> **Problem to solve**:
Write out each line that follows exactly as it stands, without the pictures.

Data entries
################

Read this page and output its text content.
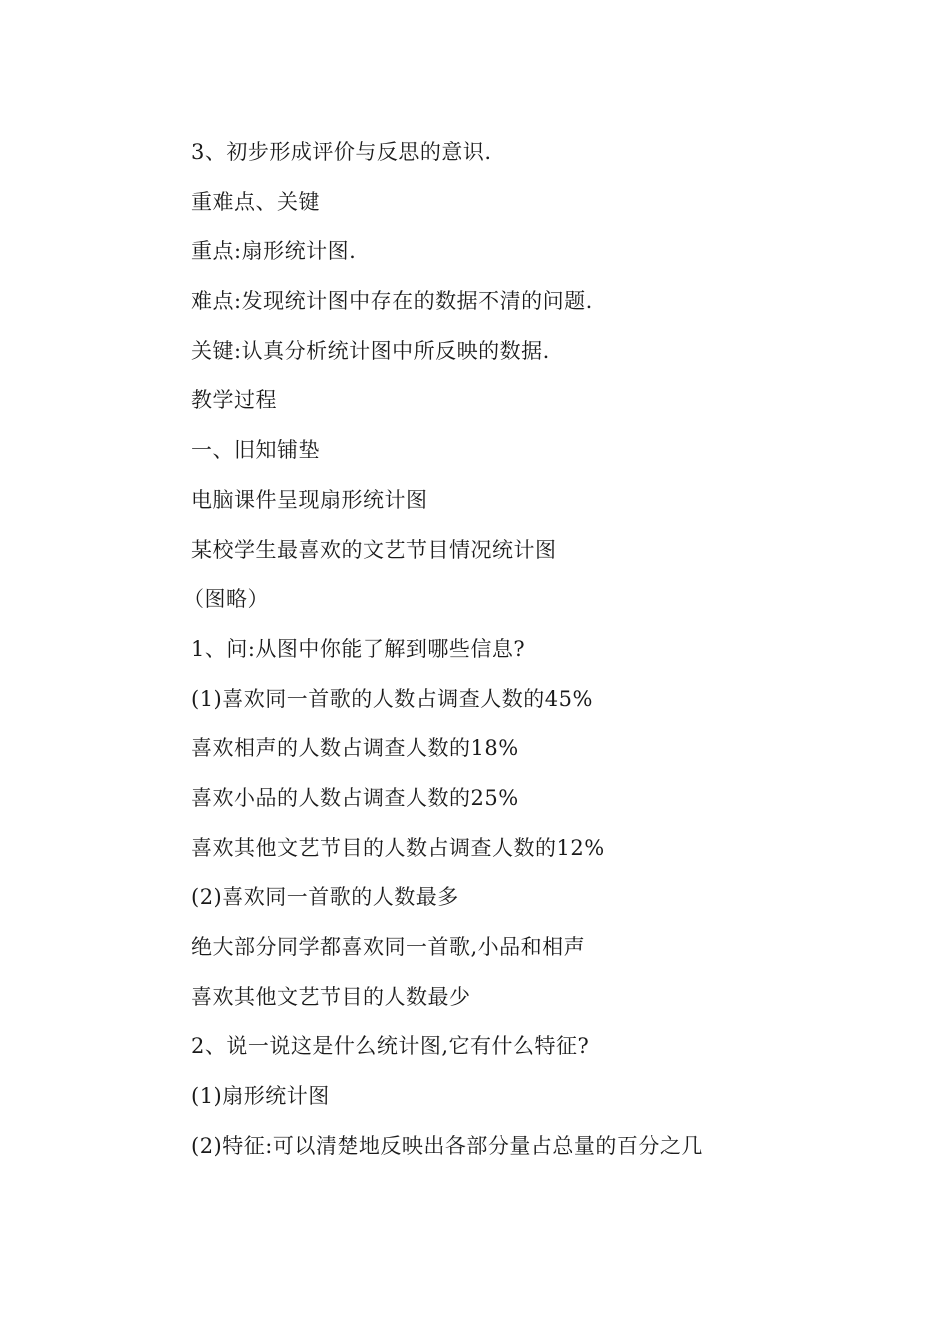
3、初步形成评价与反思的意识.
重难点、关键
重点:扇形统计图.
难点:发现统计图中存在的数据不清的问题.
关键:认真分析统计图中所反映的数据.
教学过程
一、旧知铺垫
电脑课件呈现扇形统计图
某校学生最喜欢的文艺节目情况统计图
（图略）
1、问:从图中你能了解到哪些信息?
(1)喜欢同一首歌的人数占调查人数的45%
喜欢相声的人数占调查人数的18%
喜欢小品的人数占调查人数的25%
喜欢其他文艺节目的人数占调查人数的12%
(2)喜欢同一首歌的人数最多
绝大部分同学都喜欢同一首歌,小品和相声
喜欢其他文艺节目的人数最少
2、说一说这是什么统计图,它有什么特征?
(1)扇形统计图
(2)特征:可以清楚地反映出各部分量占总量的百分之几
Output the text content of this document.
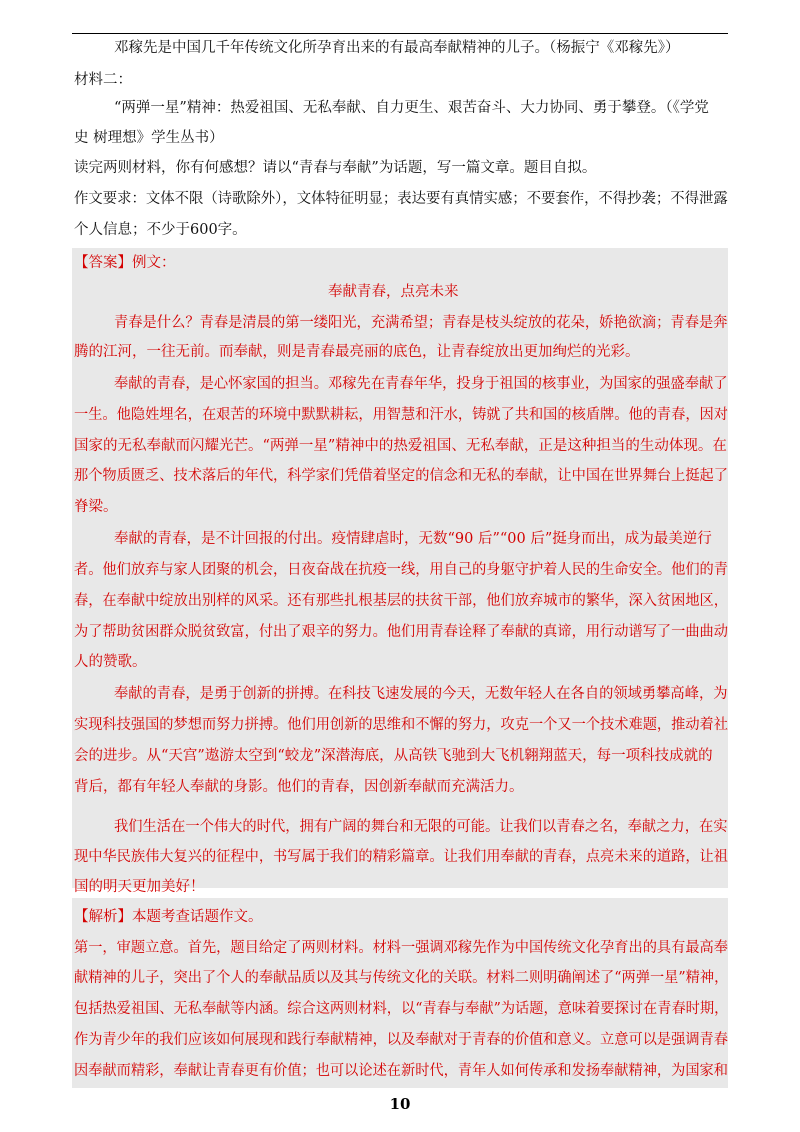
邓稼先是中国几千年传统文化所孕育出来的有最高奉献精神的儿子。（杨振宁《邓稼先》）
材料二：
“两弹一星”精神：热爱祖国、无私奉献、自力更生、艰苦奋斗、大力协同、勇于攀登。（《学党
史 树理想》学生丛书）
读完两则材料，你有何感想？请以“青春与奉献”为话题，写一篇文章。题目自拟。
作文要求：文体不限（诗歌除外），文体特征明显；表达要有真情实感；不要套作，不得抄袭；不得泄露
个人信息；不少于600字。
【答案】例文：
奉献青春，点亮未来
青春是什么？青春是清晨的第一缕阳光，充满希望；青春是枝头绽放的花朵，娇艳欲滴；青春是奔
腾的江河，一往无前。而奉献，则是青春最亮丽的底色，让青春绽放出更加绚烂的光彩。
奉献的青春，是心怀家国的担当。邓稼先在青春年华，投身于祖国的核事业，为国家的强盛奉献了
一生。他隐姓埋名，在艰苦的环境中默默耕耘，用智慧和汗水，铸就了共和国的核盾牌。他的青春，因对
国家的无私奉献而闪耀光芒。“两弹一星”精神中的热爱祖国、无私奉献，正是这种担当的生动体现。在
那个物质匮乏、技术落后的年代，科学家们凭借着坚定的信念和无私的奉献，让中国在世界舞台上挺起了
脊梁。
奉献的青春，是不计回报的付出。疫情肆虐时，无数“90 后”“00 后”挺身而出，成为最美逆行
者。他们放弃与家人团聚的机会，日夜奋战在抗疫一线，用自己的身躯守护着人民的生命安全。他们的青
春，在奉献中绽放出别样的风采。还有那些扎根基层的扶贫干部，他们放弃城市的繁华，深入贫困地区，
为了帮助贫困群众脱贫致富，付出了艰辛的努力。他们用青春诠释了奉献的真谛，用行动谱写了一曲曲动
人的赞歌。
奉献的青春，是勇于创新的拼搏。在科技飞速发展的今天，无数年轻人在各自的领域勇攀高峰，为
实现科技强国的梦想而努力拼搏。他们用创新的思维和不懈的努力，攻克一个又一个技术难题，推动着社
会的进步。从“天宫”遨游太空到“蛟龙”深潜海底，从高铁飞驰到大飞机翱翔蓝天，每一项科技成就的
背后，都有年轻人奉献的身影。他们的青春，因创新奉献而充满活力。
我们生活在一个伟大的时代，拥有广阔的舞台和无限的可能。让我们以青春之名，奉献之力，在实
现中华民族伟大复兴的征程中，书写属于我们的精彩篇章。让我们用奉献的青春，点亮未来的道路，让祖
国的明天更加美好！
【解析】本题考查话题作文。
第一，审题立意。首先，题目给定了两则材料。材料一强调邓稼先作为中国传统文化孕育出的具有最高奉
献精神的儿子，突出了个人的奉献品质以及其与传统文化的关联。材料二则明确阐述了“两弹一星”精神，
包括热爱祖国、无私奉献等内涵。综合这两则材料，以“青春与奉献”为话题，意味着要探讨在青春时期，
作为青少年的我们应该如何展现和践行奉献精神，以及奉献对于青春的价值和意义。立意可以是强调青春
因奉献而精彩，奉献让青春更有价值；也可以论述在新时代，青年人如何传承和发扬奉献精神，为国家和
10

################

> **Written response**:
Read this page and output its text content.
3、初步形成评价与反思的意识.
重难点、关键
重点:扇形统计图.
难点:发现统计图中存在的数据不清的问题.
关键:认真分析统计图中所反映的数据.
教学过程
一、旧知铺垫
电脑课件呈现扇形统计图
某校学生最喜欢的文艺节目情况统计图
（图略）
1、问:从图中你能了解到哪些信息?
(1)喜欢同一首歌的人数占调查人数的45%
喜欢相声的人数占调查人数的18%
喜欢小品的人数占调查人数的25%
喜欢其他文艺节目的人数占调查人数的12%
(2)喜欢同一首歌的人数最多
绝大部分同学都喜欢同一首歌,小品和相声
喜欢其他文艺节目的人数最少
2、说一说这是什么统计图,它有什么特征?
(1)扇形统计图
(2)特征:可以清楚地反映出各部分量占总量的百分之几
Output the text content of this document.
邓稼先是中国几千年传统文化所孕育出来的有最高奉献精神的儿子。（杨振宁《邓稼先》）
材料二：
“两弹一星”精神：热爱祖国、无私奉献、自力更生、艰苦奋斗、大力协同、勇于攀登。（《学党
史 树理想》学生丛书）
读完两则材料，你有何感想？请以“青春与奉献”为话题，写一篇文章。题目自拟。
作文要求：文体不限（诗歌除外），文体特征明显；表达要有真情实感；不要套作，不得抄袭；不得泄露
个人信息；不少于600字。
【答案】例文：
奉献青春，点亮未来
青春是什么？青春是清晨的第一缕阳光，充满希望；青春是枝头绽放的花朵，娇艳欲滴；青春是奔
腾的江河，一往无前。而奉献，则是青春最亮丽的底色，让青春绽放出更加绚烂的光彩。
奉献的青春，是心怀家国的担当。邓稼先在青春年华，投身于祖国的核事业，为国家的强盛奉献了
一生。他隐姓埋名，在艰苦的环境中默默耕耘，用智慧和汗水，铸就了共和国的核盾牌。他的青春，因对
国家的无私奉献而闪耀光芒。“两弹一星”精神中的热爱祖国、无私奉献，正是这种担当的生动体现。在
那个物质匮乏、技术落后的年代，科学家们凭借着坚定的信念和无私的奉献，让中国在世界舞台上挺起了
脊梁。
奉献的青春，是不计回报的付出。疫情肆虐时，无数“90 后”“00 后”挺身而出，成为最美逆行
者。他们放弃与家人团聚的机会，日夜奋战在抗疫一线，用自己的身躯守护着人民的生命安全。他们的青
春，在奉献中绽放出别样的风采。还有那些扎根基层的扶贫干部，他们放弃城市的繁华，深入贫困地区，
为了帮助贫困群众脱贫致富，付出了艰辛的努力。他们用青春诠释了奉献的真谛，用行动谱写了一曲曲动
人的赞歌。
奉献的青春，是勇于创新的拼搏。在科技飞速发展的今天，无数年轻人在各自的领域勇攀高峰，为
实现科技强国的梦想而努力拼搏。他们用创新的思维和不懈的努力，攻克一个又一个技术难题，推动着社
会的进步。从“天宫”遨游太空到“蛟龙”深潜海底，从高铁飞驰到大飞机翱翔蓝天，每一项科技成就的
背后，都有年轻人奉献的身影。他们的青春，因创新奉献而充满活力。
我们生活在一个伟大的时代，拥有广阔的舞台和无限的可能。让我们以青春之名，奉献之力，在实
现中华民族伟大复兴的征程中，书写属于我们的精彩篇章。让我们用奉献的青春，点亮未来的道路，让祖
国的明天更加美好！
【解析】本题考查话题作文。
第一，审题立意。首先，题目给定了两则材料。材料一强调邓稼先作为中国传统文化孕育出的具有最高奉
献精神的儿子，突出了个人的奉献品质以及其与传统文化的关联。材料二则明确阐述了“两弹一星”精神，
包括热爱祖国、无私奉献等内涵。综合这两则材料，以“青春与奉献”为话题，意味着要探讨在青春时期，
作为青少年的我们应该如何展现和践行奉献精神，以及奉献对于青春的价值和意义。立意可以是强调青春
因奉献而精彩，奉献让青春更有价值；也可以论述在新时代，青年人如何传承和发扬奉献精神，为国家和
10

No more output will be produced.